■ Written task 1
Which lines in the entries below contain the string "point"? Return each of those lines in full.

■ Excerpt provided

■ ■ ■ ■ ■

In the winter I let him into the house at night to eat and, if it was bitter cold, to sleep. When I opened the door to his pen he charged up the path to the back door of the house with the enthusiasm only beagles and small children can generate. While inside the house he made every second count. We might all, before we die, live something as fully as he did those simple pleasures. In his world, this was as good as it could possibly get.
I guess what I am saying is that he was a tail wagging, wiggling bundle of contradictions. He was the most lovable, friendly dog a boy could have, but he was as stubborn and bullheaded as they came. Right from the start he loved to follow me through the woods, and many times that first fall I carried the pooped and sleeping puppy home in the game bag of my hunting vest.

■ ■ ■ ■ ■

■ Input records
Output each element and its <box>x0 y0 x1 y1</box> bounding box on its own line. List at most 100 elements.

■ ■ ■ ■ ■

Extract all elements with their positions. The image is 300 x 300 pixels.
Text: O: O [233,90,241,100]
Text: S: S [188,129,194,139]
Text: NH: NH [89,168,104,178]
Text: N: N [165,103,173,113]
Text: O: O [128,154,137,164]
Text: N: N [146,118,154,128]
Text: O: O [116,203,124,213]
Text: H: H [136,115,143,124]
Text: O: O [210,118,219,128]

■ ■ ■ ■ ■

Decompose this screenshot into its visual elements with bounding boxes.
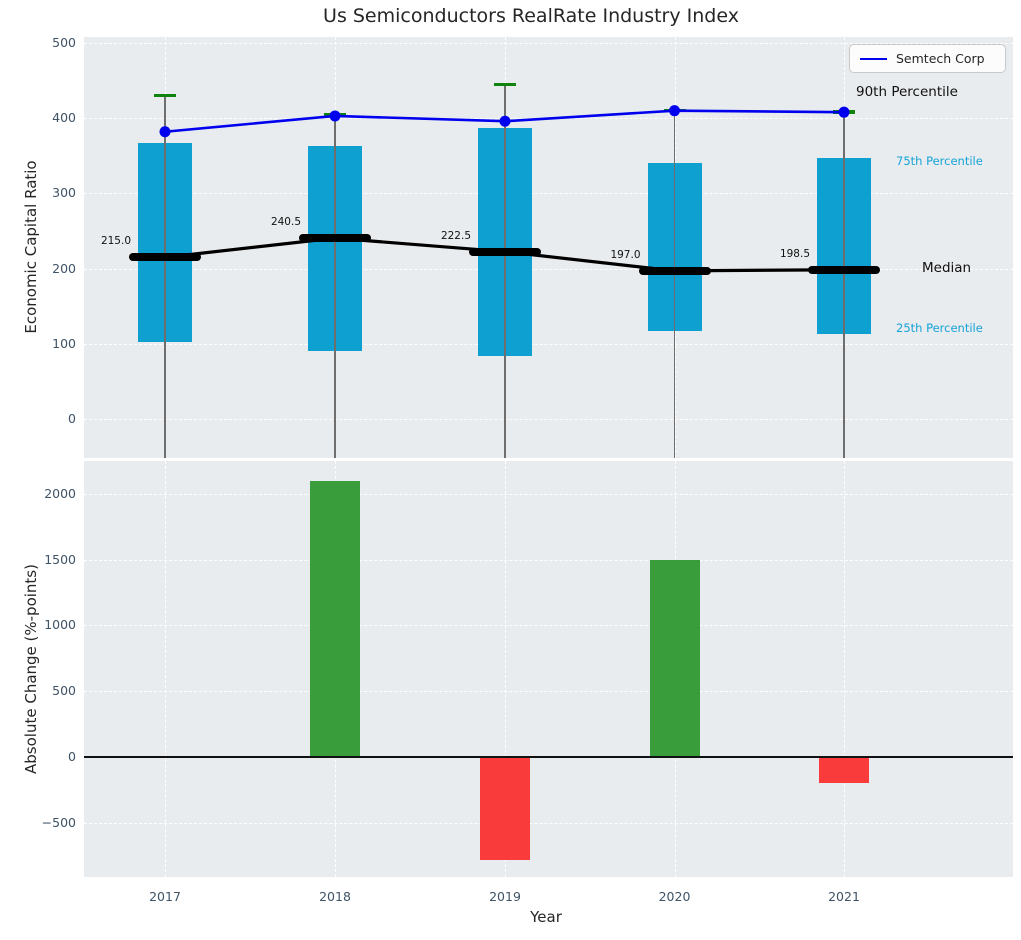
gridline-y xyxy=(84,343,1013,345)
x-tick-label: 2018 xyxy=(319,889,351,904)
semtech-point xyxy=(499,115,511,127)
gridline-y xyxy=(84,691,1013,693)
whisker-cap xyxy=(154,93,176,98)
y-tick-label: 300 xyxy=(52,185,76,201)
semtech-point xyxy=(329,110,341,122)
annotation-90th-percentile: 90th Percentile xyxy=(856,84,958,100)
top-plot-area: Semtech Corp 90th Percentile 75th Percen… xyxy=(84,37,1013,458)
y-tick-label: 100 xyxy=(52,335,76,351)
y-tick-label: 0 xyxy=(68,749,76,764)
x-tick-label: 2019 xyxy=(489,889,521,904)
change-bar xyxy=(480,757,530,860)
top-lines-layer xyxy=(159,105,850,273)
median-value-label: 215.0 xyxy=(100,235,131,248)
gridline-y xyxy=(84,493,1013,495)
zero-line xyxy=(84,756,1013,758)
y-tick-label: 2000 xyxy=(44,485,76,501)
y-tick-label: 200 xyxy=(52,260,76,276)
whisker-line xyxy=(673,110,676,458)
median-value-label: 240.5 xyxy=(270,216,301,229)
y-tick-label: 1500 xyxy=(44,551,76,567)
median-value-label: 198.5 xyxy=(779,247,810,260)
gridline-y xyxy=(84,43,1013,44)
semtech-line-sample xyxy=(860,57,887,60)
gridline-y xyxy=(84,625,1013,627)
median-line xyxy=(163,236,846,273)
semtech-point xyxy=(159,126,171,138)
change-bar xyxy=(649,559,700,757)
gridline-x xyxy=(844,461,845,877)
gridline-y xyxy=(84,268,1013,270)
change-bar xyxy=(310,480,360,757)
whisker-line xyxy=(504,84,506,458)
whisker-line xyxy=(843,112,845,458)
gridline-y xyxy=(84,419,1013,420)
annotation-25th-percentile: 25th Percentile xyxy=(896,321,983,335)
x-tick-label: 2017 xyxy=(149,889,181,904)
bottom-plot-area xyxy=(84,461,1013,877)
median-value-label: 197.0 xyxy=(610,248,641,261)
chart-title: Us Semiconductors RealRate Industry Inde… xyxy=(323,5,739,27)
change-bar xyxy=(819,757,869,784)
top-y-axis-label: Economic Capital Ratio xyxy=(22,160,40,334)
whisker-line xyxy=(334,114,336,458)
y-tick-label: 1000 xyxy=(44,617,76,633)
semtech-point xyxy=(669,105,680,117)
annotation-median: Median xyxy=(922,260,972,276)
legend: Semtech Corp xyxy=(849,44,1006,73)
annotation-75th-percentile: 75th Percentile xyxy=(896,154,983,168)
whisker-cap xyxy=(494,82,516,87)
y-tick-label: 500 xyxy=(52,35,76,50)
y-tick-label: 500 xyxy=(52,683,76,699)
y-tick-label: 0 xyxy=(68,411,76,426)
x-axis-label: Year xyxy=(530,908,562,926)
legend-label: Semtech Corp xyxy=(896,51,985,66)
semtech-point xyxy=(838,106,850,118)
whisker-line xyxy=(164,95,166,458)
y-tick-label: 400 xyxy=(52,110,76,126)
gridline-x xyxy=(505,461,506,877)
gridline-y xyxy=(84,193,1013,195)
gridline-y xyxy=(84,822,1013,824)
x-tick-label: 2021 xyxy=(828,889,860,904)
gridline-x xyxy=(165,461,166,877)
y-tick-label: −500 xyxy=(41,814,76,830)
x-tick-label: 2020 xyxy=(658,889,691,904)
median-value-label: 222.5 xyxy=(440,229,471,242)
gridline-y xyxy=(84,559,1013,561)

■ ■ ■ ■ ■

■ Written task 2
Could you return everything in the beagle passage above from "In the winter" down to "my hunting vest.", copied word for word?

■ Exercise solution 1
semtech-point xyxy=(499,115,511,127)
semtech-point xyxy=(329,110,341,122)
semtech-point xyxy=(159,126,171,138)
semtech-point xyxy=(669,105,680,117)
semtech-point xyxy=(838,106,850,118)

■ Exercise solution 2
In the winter I let him into the house at night to eat and, if it was bitter cold, to sleep. When I opened the door to his pen he charged up the path to the back door of the house with the enthusiasm only beagles and small children can generate. While inside the house he made every second count. We might all, before we die, live something as fully as he did those simple pleasures. In his world, this was as good as it could possibly get.
I guess what I am saying is that he was a tail wagging, wiggling bundle of contradictions. He was the most lovable, friendly dog a boy could have, but he was as stubborn and bullheaded as they came. Right from the start he loved to follow me through the woods, and many times that first fall I carried the pooped and sleeping puppy home in the game bag of my hunting vest.